MATERIAL FOR THIS EXERCISE:
—————
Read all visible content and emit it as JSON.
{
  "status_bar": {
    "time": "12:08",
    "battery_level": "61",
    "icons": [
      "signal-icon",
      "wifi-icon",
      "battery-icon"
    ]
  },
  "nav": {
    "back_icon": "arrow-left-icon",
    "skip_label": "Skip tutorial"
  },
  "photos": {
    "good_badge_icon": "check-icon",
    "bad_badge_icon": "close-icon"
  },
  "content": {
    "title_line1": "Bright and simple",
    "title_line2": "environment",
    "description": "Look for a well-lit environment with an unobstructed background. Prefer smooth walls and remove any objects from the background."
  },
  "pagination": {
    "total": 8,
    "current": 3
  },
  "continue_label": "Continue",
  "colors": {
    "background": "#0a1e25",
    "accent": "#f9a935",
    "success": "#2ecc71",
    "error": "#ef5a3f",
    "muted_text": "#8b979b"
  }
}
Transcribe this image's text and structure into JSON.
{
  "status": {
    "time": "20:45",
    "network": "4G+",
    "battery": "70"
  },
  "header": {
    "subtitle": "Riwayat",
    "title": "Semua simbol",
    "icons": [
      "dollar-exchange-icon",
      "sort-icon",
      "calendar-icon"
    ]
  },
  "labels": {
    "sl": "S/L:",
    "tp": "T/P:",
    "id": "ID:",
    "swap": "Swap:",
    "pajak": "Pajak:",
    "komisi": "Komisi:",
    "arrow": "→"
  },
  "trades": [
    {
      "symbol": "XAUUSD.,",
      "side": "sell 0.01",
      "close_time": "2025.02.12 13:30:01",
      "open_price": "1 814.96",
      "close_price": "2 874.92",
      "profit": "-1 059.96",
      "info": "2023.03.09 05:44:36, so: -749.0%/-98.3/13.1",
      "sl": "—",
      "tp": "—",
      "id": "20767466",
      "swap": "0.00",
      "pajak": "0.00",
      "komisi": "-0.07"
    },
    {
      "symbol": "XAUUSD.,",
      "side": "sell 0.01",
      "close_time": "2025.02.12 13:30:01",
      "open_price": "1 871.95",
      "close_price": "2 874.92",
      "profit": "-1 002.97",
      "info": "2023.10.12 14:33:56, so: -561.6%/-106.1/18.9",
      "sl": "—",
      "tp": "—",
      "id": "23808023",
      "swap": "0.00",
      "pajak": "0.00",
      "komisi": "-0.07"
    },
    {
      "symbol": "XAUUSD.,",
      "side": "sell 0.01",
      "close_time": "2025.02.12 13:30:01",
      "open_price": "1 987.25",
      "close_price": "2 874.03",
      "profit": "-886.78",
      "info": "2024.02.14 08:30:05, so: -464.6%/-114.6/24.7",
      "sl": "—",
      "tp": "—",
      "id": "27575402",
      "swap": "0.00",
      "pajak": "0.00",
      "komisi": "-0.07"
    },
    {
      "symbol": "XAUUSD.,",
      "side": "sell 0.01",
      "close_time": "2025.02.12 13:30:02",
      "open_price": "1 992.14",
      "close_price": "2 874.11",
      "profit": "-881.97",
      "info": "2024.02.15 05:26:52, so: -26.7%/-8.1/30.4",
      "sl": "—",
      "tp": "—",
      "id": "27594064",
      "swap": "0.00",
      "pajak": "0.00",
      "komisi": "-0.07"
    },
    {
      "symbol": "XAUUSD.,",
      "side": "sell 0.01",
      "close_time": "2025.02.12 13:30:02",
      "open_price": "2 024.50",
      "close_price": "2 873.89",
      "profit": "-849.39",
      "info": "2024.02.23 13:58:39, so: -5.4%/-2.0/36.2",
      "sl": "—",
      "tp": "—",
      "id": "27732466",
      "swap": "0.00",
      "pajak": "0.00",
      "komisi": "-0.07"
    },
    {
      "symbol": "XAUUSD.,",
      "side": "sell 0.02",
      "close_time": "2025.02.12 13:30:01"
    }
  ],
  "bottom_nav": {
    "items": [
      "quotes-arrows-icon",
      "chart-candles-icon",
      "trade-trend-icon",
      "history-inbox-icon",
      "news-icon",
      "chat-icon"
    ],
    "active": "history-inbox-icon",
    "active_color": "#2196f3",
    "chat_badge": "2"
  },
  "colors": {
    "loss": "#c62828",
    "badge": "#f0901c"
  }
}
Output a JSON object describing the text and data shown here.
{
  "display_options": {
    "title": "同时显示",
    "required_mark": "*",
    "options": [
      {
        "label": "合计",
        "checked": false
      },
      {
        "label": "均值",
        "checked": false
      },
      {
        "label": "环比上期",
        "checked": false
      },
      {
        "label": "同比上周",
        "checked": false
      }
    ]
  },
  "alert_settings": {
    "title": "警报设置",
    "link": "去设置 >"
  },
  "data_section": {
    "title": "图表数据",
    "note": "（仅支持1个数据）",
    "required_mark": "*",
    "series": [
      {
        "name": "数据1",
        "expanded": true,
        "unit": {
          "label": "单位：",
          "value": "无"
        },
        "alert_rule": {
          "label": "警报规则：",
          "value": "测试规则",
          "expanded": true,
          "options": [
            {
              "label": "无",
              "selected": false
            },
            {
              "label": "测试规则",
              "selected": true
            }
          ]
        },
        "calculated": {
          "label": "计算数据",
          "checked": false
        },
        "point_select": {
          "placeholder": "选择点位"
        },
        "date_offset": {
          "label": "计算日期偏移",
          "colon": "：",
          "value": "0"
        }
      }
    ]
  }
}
—————
Quote, without alteration, the final stretch of the entries: the line with "Output a JSON" onward to the last line.

Output a JSON object describing the text and data shown here.
{
  "display_options": {
    "title": "同时显示",
    "required_mark": "*",
    "options": [
      {
        "label": "合计",
        "checked": false
      },
      {
        "label": "均值",
        "checked": false
      },
      {
        "label": "环比上期",
        "checked": false
      },
      {
        "label": "同比上周",
        "checked": false
      }
    ]
  },
  "alert_settings": {
    "title": "警报设置",
    "link": "去设置 >"
  },
  "data_section": {
    "title": "图表数据",
    "note": "（仅支持1个数据）",
    "required_mark": "*",
    "series": [
      {
        "name": "数据1",
        "expanded": true,
        "unit": {
          "label": "单位：",
          "value": "无"
        },
        "alert_rule": {
          "label": "警报规则：",
          "value": "测试规则",
          "expanded": true,
          "options": [
            {
              "label": "无",
              "selected": false
            },
            {
              "label": "测试规则",
              "selected": true
            }
          ]
        },
        "calculated": {
          "label": "计算数据",
          "checked": false
        },
        "point_select": {
          "placeholder": "选择点位"
        },
        "date_offset": {
          "label": "计算日期偏移",
          "colon": "：",
          "value": "0"
        }
      }
    ]
  }
}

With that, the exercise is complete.